Requirement →
Tell me how many lines hold "Einkaufsliste", please, using only the number.

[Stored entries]
— Start —
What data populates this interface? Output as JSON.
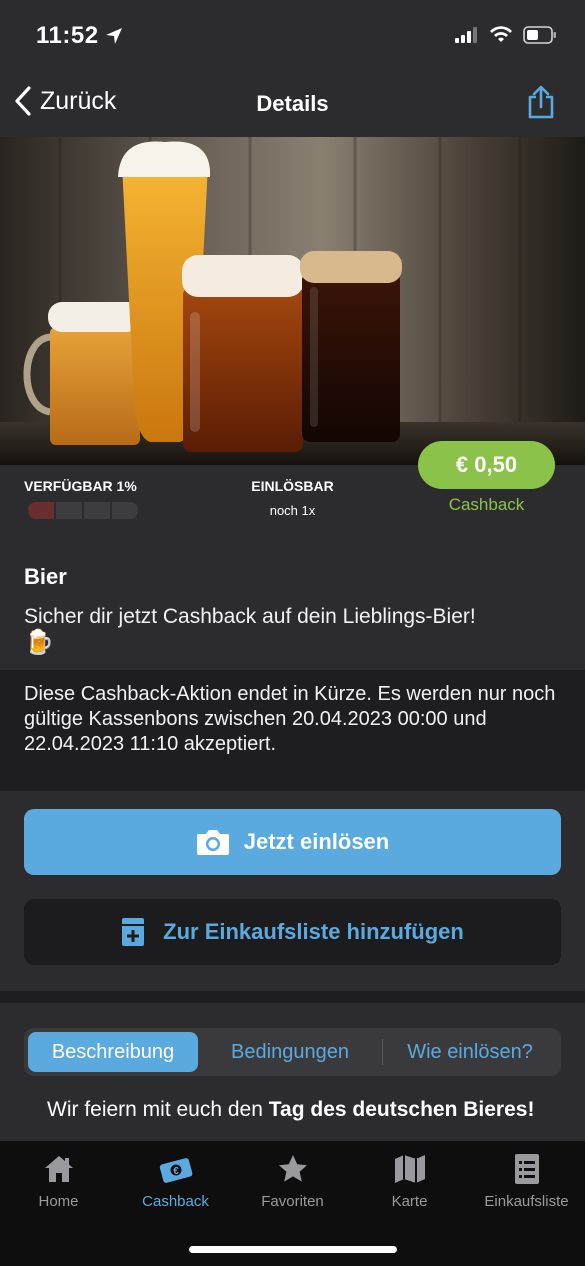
{
  "status": {
    "time": "11:52"
  },
  "nav": {
    "back_label": "Zurück",
    "title": "Details"
  },
  "offer": {
    "available_label": "VERFÜGBAR 1%",
    "available_fraction": 0.01,
    "redeemable_label": "EINLÖSBAR",
    "redeemable_count": "noch 1x",
    "price": "€ 0,50",
    "price_caption": "Cashback"
  },
  "product": {
    "name": "Bier",
    "description": "Sicher dir jetzt Cashback auf dein Lieblings-Bier!",
    "emoji": "🍺"
  },
  "notice": {
    "text": "Diese Cashback-Aktion endet in Kürze. Es werden nur noch gültige Kassenbons zwischen 20.04.2023 00:00 und 22.04.2023 11:10 akzeptiert."
  },
  "actions": {
    "redeem_label": "Jetzt einlösen",
    "add_to_list_label": "Zur Einkaufsliste hinzufügen"
  },
  "segments": [
    "Beschreibung",
    "Bedingungen",
    "Wie einlösen?"
  ],
  "description": {
    "intro": "Wir feiern mit euch den ",
    "highlight": "Tag des deutschen Bieres!"
  },
  "tabbar": [
    {
      "label": "Home",
      "icon": "home-icon"
    },
    {
      "label": "Cashback",
      "icon": "cashback-icon",
      "active": true
    },
    {
      "label": "Favoriten",
      "icon": "star-icon"
    },
    {
      "label": "Karte",
      "icon": "map-icon"
    },
    {
      "label": "Einkaufsliste",
      "icon": "shopping-list-icon"
    }
  ],
  "colors": {
    "accent": "#5aaae0",
    "price_green": "#8bc34a",
    "background": "#2c2c2e"
  }
}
— End —
Answer for this exercise →
2